= Work required =
Please give the listing again in its entirety, exactly as written.

━━━━━━━━━━

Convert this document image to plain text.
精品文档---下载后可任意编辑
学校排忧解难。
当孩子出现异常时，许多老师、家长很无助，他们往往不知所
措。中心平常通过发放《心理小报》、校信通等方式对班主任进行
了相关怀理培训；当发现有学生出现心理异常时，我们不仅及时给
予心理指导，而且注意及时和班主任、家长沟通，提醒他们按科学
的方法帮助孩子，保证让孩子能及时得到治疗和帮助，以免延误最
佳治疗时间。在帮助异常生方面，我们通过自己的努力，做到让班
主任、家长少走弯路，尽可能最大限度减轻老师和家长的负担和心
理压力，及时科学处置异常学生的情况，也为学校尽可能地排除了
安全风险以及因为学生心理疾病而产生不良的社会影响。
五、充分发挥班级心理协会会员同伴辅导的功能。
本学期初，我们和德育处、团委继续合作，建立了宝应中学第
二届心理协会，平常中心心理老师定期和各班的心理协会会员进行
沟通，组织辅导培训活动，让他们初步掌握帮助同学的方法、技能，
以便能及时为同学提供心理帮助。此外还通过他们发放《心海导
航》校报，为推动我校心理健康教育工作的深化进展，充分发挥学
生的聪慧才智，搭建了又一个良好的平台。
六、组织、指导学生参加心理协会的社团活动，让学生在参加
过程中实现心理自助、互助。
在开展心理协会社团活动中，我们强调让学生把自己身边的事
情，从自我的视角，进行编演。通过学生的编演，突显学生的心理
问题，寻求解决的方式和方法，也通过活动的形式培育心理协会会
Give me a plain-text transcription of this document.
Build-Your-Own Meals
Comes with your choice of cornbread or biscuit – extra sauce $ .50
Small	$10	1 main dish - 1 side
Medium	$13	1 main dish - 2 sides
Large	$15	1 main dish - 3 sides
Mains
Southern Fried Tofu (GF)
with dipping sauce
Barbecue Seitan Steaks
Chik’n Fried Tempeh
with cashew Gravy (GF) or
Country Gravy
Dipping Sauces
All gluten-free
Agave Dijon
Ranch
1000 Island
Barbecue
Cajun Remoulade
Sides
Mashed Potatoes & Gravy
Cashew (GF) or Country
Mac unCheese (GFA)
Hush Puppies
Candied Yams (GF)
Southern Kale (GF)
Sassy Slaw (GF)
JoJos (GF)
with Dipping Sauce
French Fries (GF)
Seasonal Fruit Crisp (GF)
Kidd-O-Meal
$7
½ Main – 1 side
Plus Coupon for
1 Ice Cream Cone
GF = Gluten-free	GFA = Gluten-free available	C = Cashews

━━━━━━━━━━

= In response =
Convert this document image to plain text.
精品文档---下载后可任意编辑
学校排忧解难。
当孩子出现异常时，许多老师、家长很无助，他们往往不知所
措。中心平常通过发放《心理小报》、校信通等方式对班主任进行
了相关怀理培训；当发现有学生出现心理异常时，我们不仅及时给
予心理指导，而且注意及时和班主任、家长沟通，提醒他们按科学
的方法帮助孩子，保证让孩子能及时得到治疗和帮助，以免延误最
佳治疗时间。在帮助异常生方面，我们通过自己的努力，做到让班
主任、家长少走弯路，尽可能最大限度减轻老师和家长的负担和心
理压力，及时科学处置异常学生的情况，也为学校尽可能地排除了
安全风险以及因为学生心理疾病而产生不良的社会影响。
五、充分发挥班级心理协会会员同伴辅导的功能。
本学期初，我们和德育处、团委继续合作，建立了宝应中学第
二届心理协会，平常中心心理老师定期和各班的心理协会会员进行
沟通，组织辅导培训活动，让他们初步掌握帮助同学的方法、技能，
以便能及时为同学提供心理帮助。此外还通过他们发放《心海导
航》校报，为推动我校心理健康教育工作的深化进展，充分发挥学
生的聪慧才智，搭建了又一个良好的平台。
六、组织、指导学生参加心理协会的社团活动，让学生在参加
过程中实现心理自助、互助。
在开展心理协会社团活动中，我们强调让学生把自己身边的事
情，从自我的视角，进行编演。通过学生的编演，突显学生的心理
问题，寻求解决的方式和方法，也通过活动的形式培育心理协会会
Give me a plain-text transcription of this document.
Build-Your-Own Meals
Comes with your choice of cornbread or biscuit – extra sauce $ .50
Small	$10	1 main dish - 1 side
Medium	$13	1 main dish - 2 sides
Large	$15	1 main dish - 3 sides
Mains
Southern Fried Tofu (GF)
with dipping sauce
Barbecue Seitan Steaks
Chik’n Fried Tempeh
with cashew Gravy (GF) or
Country Gravy
Dipping Sauces
All gluten-free
Agave Dijon
Ranch
1000 Island
Barbecue
Cajun Remoulade
Sides
Mashed Potatoes & Gravy
Cashew (GF) or Country
Mac unCheese (GFA)
Hush Puppies
Candied Yams (GF)
Southern Kale (GF)
Sassy Slaw (GF)
JoJos (GF)
with Dipping Sauce
French Fries (GF)
Seasonal Fruit Crisp (GF)
Kidd-O-Meal
$7
½ Main – 1 side
Plus Coupon for
1 Ice Cream Cone
GF = Gluten-free	GFA = Gluten-free available	C = Cashews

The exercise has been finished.